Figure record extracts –
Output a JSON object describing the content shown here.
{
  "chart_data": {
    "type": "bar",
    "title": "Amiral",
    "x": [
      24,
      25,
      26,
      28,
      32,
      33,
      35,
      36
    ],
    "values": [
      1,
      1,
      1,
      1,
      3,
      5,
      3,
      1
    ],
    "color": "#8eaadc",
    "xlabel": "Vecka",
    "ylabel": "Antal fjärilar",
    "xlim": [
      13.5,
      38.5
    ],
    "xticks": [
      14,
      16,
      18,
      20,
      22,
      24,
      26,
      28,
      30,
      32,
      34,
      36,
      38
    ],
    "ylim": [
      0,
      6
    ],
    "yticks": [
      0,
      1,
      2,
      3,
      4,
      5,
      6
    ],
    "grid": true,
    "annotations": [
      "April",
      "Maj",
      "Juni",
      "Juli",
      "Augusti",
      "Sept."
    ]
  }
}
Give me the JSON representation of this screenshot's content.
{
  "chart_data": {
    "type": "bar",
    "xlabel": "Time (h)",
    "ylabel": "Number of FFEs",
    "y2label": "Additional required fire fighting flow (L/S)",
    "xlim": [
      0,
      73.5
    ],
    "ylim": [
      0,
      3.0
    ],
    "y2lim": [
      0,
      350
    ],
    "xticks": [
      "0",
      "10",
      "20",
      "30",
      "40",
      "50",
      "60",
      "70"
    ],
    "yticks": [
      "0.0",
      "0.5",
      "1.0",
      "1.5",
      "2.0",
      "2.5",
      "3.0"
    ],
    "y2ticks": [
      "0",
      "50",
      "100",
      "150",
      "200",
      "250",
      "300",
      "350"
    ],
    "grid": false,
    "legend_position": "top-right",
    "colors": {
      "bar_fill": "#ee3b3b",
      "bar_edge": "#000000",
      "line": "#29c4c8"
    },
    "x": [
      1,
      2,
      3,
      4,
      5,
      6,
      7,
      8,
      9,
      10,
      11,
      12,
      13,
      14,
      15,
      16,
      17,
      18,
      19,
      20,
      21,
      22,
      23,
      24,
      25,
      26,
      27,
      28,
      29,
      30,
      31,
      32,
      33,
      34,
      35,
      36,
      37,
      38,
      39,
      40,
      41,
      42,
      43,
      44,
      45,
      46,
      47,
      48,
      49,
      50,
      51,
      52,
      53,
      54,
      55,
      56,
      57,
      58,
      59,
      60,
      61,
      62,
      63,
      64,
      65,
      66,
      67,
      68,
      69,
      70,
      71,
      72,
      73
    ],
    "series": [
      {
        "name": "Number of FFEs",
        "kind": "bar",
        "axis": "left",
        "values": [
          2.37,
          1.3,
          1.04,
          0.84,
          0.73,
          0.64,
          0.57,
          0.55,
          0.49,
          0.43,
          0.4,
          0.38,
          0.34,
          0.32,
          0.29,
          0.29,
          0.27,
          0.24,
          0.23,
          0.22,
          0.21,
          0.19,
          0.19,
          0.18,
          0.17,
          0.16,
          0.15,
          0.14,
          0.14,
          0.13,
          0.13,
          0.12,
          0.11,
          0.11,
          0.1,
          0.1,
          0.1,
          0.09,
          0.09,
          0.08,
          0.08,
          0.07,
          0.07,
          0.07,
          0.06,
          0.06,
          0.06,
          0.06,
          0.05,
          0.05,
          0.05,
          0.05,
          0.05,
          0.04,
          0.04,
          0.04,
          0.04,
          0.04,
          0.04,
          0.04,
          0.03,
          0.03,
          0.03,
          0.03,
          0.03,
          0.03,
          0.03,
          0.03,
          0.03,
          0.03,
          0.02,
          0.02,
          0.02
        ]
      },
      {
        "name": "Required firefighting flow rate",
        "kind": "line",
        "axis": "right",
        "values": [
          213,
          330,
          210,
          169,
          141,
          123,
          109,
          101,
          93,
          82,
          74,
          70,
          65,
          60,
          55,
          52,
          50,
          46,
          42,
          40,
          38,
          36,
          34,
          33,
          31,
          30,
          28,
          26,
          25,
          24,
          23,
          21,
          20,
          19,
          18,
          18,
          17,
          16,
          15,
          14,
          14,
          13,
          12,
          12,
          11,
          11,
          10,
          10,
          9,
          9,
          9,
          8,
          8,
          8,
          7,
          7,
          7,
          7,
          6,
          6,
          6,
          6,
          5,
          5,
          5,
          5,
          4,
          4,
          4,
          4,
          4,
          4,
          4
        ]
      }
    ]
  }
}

Given task – Your task is to transcribe the listing above in full, exactly as given.

Reply –
Output a JSON object describing the content shown here.
{
  "chart_data": {
    "type": "bar",
    "title": "Amiral",
    "x": [
      24,
      25,
      26,
      28,
      32,
      33,
      35,
      36
    ],
    "values": [
      1,
      1,
      1,
      1,
      3,
      5,
      3,
      1
    ],
    "color": "#8eaadc",
    "xlabel": "Vecka",
    "ylabel": "Antal fjärilar",
    "xlim": [
      13.5,
      38.5
    ],
    "xticks": [
      14,
      16,
      18,
      20,
      22,
      24,
      26,
      28,
      30,
      32,
      34,
      36,
      38
    ],
    "ylim": [
      0,
      6
    ],
    "yticks": [
      0,
      1,
      2,
      3,
      4,
      5,
      6
    ],
    "grid": true,
    "annotations": [
      "April",
      "Maj",
      "Juni",
      "Juli",
      "Augusti",
      "Sept."
    ]
  }
}
Give me the JSON representation of this screenshot's content.
{
  "chart_data": {
    "type": "bar",
    "xlabel": "Time (h)",
    "ylabel": "Number of FFEs",
    "y2label": "Additional required fire fighting flow (L/S)",
    "xlim": [
      0,
      73.5
    ],
    "ylim": [
      0,
      3.0
    ],
    "y2lim": [
      0,
      350
    ],
    "xticks": [
      "0",
      "10",
      "20",
      "30",
      "40",
      "50",
      "60",
      "70"
    ],
    "yticks": [
      "0.0",
      "0.5",
      "1.0",
      "1.5",
      "2.0",
      "2.5",
      "3.0"
    ],
    "y2ticks": [
      "0",
      "50",
      "100",
      "150",
      "200",
      "250",
      "300",
      "350"
    ],
    "grid": false,
    "legend_position": "top-right",
    "colors": {
      "bar_fill": "#ee3b3b",
      "bar_edge": "#000000",
      "line": "#29c4c8"
    },
    "x": [
      1,
      2,
      3,
      4,
      5,
      6,
      7,
      8,
      9,
      10,
      11,
      12,
      13,
      14,
      15,
      16,
      17,
      18,
      19,
      20,
      21,
      22,
      23,
      24,
      25,
      26,
      27,
      28,
      29,
      30,
      31,
      32,
      33,
      34,
      35,
      36,
      37,
      38,
      39,
      40,
      41,
      42,
      43,
      44,
      45,
      46,
      47,
      48,
      49,
      50,
      51,
      52,
      53,
      54,
      55,
      56,
      57,
      58,
      59,
      60,
      61,
      62,
      63,
      64,
      65,
      66,
      67,
      68,
      69,
      70,
      71,
      72,
      73
    ],
    "series": [
      {
        "name": "Number of FFEs",
        "kind": "bar",
        "axis": "left",
        "values": [
          2.37,
          1.3,
          1.04,
          0.84,
          0.73,
          0.64,
          0.57,
          0.55,
          0.49,
          0.43,
          0.4,
          0.38,
          0.34,
          0.32,
          0.29,
          0.29,
          0.27,
          0.24,
          0.23,
          0.22,
          0.21,
          0.19,
          0.19,
          0.18,
          0.17,
          0.16,
          0.15,
          0.14,
          0.14,
          0.13,
          0.13,
          0.12,
          0.11,
          0.11,
          0.1,
          0.1,
          0.1,
          0.09,
          0.09,
          0.08,
          0.08,
          0.07,
          0.07,
          0.07,
          0.06,
          0.06,
          0.06,
          0.06,
          0.05,
          0.05,
          0.05,
          0.05,
          0.05,
          0.04,
          0.04,
          0.04,
          0.04,
          0.04,
          0.04,
          0.04,
          0.03,
          0.03,
          0.03,
          0.03,
          0.03,
          0.03,
          0.03,
          0.03,
          0.03,
          0.03,
          0.02,
          0.02,
          0.02
        ]
      },
      {
        "name": "Required firefighting flow rate",
        "kind": "line",
        "axis": "right",
        "values": [
          213,
          330,
          210,
          169,
          141,
          123,
          109,
          101,
          93,
          82,
          74,
          70,
          65,
          60,
          55,
          52,
          50,
          46,
          42,
          40,
          38,
          36,
          34,
          33,
          31,
          30,
          28,
          26,
          25,
          24,
          23,
          21,
          20,
          19,
          18,
          18,
          17,
          16,
          15,
          14,
          14,
          13,
          12,
          12,
          11,
          11,
          10,
          10,
          9,
          9,
          9,
          8,
          8,
          8,
          7,
          7,
          7,
          7,
          6,
          6,
          6,
          6,
          5,
          5,
          5,
          5,
          4,
          4,
          4,
          4,
          4,
          4,
          4
        ]
      }
    ]
  }
}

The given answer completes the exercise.